* Start *

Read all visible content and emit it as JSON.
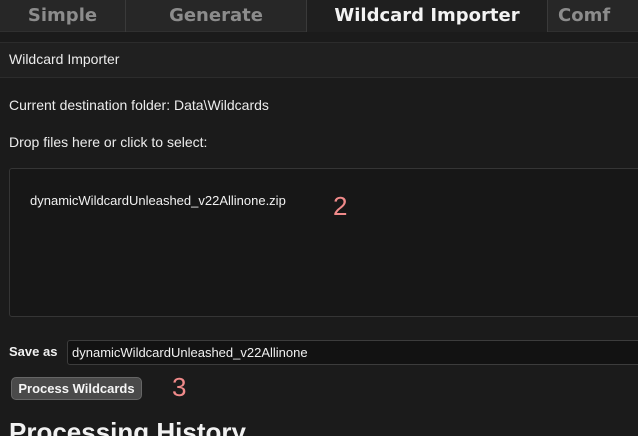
{
  "tabs": [
    {
      "label": "Simple",
      "active": false
    },
    {
      "label": "Generate",
      "active": false
    },
    {
      "label": "Wildcard Importer",
      "active": true
    },
    {
      "label": "Comf",
      "active": false
    }
  ],
  "section": {
    "title": "Wildcard Importer"
  },
  "destination_text": "Current destination folder: Data\\Wildcards",
  "dropzone": {
    "label": "Drop files here or click to select:",
    "file_name": "dynamicWildcardUnleashed_v22Allinone.zip"
  },
  "annotations": {
    "dropzone_marker": "2",
    "button_marker": "3"
  },
  "save": {
    "label": "Save as",
    "value": "dynamicWildcardUnleashed_v22Allinone"
  },
  "process_button_label": "Process Wildcards",
  "history_heading": "Processing History",
  "colors": {
    "background": "#1b1b1b",
    "tab_bar": "#272727",
    "annotation": "#f08a8a",
    "button": "#4a4a4a"
  }
}
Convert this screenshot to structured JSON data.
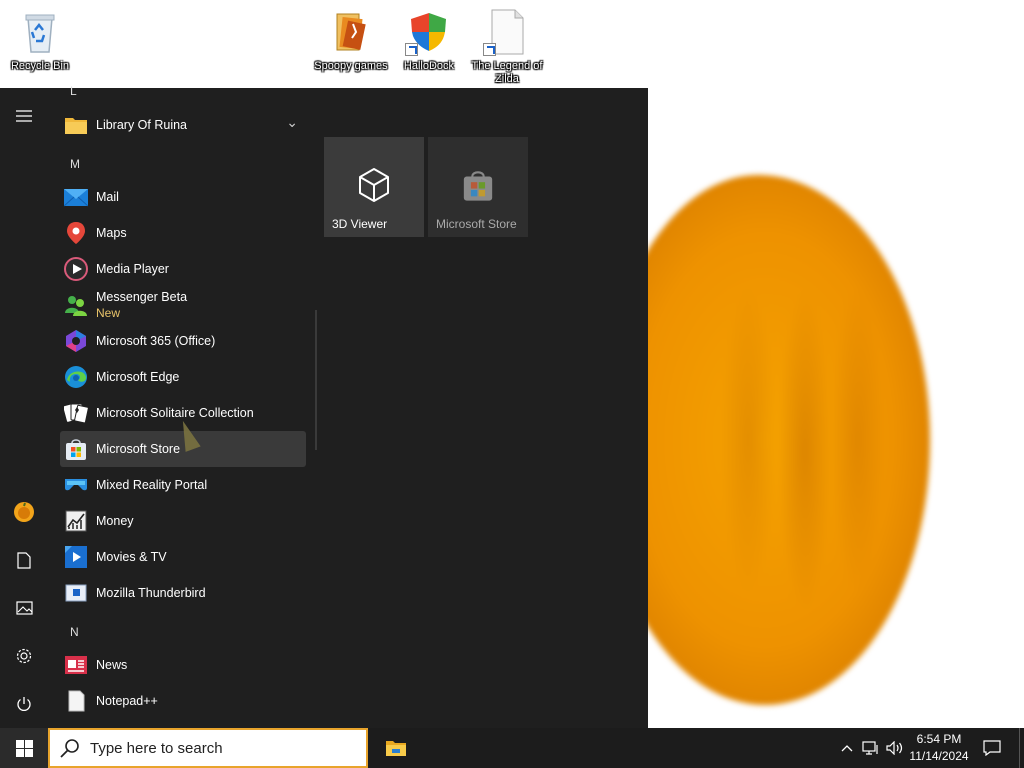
{
  "desktop": {
    "icons": [
      {
        "label": "Recycle Bin",
        "icon": "recycle-bin-icon"
      },
      {
        "label": "Spoopy games",
        "icon": "folder-icon"
      },
      {
        "label": "HalloDock",
        "icon": "shield-icon"
      },
      {
        "label": "The Legend of Zilda",
        "icon": "file-icon"
      }
    ]
  },
  "start_menu": {
    "rail": [
      {
        "name": "hamburger-icon"
      },
      {
        "name": "user-avatar"
      },
      {
        "name": "documents-icon"
      },
      {
        "name": "pictures-icon"
      },
      {
        "name": "settings-gear-icon"
      },
      {
        "name": "power-icon"
      }
    ],
    "letters": {
      "l": "L",
      "m": "M",
      "n": "N"
    },
    "apps": [
      {
        "label": "Library Of Ruina",
        "icon": "folder-icon",
        "expand": "⌄"
      },
      {
        "label": "Mail",
        "icon": "mail-icon"
      },
      {
        "label": "Maps",
        "icon": "maps-pin-icon"
      },
      {
        "label": "Media Player",
        "icon": "media-player-icon"
      },
      {
        "label": "Messenger Beta",
        "sub": "New",
        "icon": "messenger-icon"
      },
      {
        "label": "Microsoft 365 (Office)",
        "icon": "office-icon"
      },
      {
        "label": "Microsoft Edge",
        "icon": "edge-icon"
      },
      {
        "label": "Microsoft Solitaire Collection",
        "icon": "solitaire-icon"
      },
      {
        "label": "Microsoft Store",
        "icon": "store-icon"
      },
      {
        "label": "Mixed Reality Portal",
        "icon": "mixed-reality-icon"
      },
      {
        "label": "Money",
        "icon": "money-chart-icon"
      },
      {
        "label": "Movies & TV",
        "icon": "movies-tv-icon"
      },
      {
        "label": "Mozilla Thunderbird",
        "icon": "thunderbird-icon"
      },
      {
        "label": "News",
        "icon": "news-icon"
      },
      {
        "label": "Notepad++",
        "icon": "notepad-icon"
      }
    ],
    "tiles": [
      {
        "label": "3D Viewer",
        "icon": "cube-icon"
      },
      {
        "label": "Microsoft Store",
        "icon": "store-icon"
      }
    ]
  },
  "taskbar": {
    "search_placeholder": "Type here to search",
    "time": "6:54 PM",
    "date": "11/14/2024",
    "tray_icons": [
      "chevron-up-icon",
      "network-icon",
      "volume-icon"
    ],
    "notification_icon": "notification-icon"
  },
  "colors": {
    "start_bg": "#1f1f1f",
    "taskbar_bg": "#1c1c1c",
    "search_border": "#e8a42c",
    "accent_new": "#e9c46a",
    "pumpkin": "#f5a200"
  }
}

* End *

### [Task to complete]
Report the number of lines in the entries above that include the word "Wildcards" and add nothing to it.

### [Task solution]
2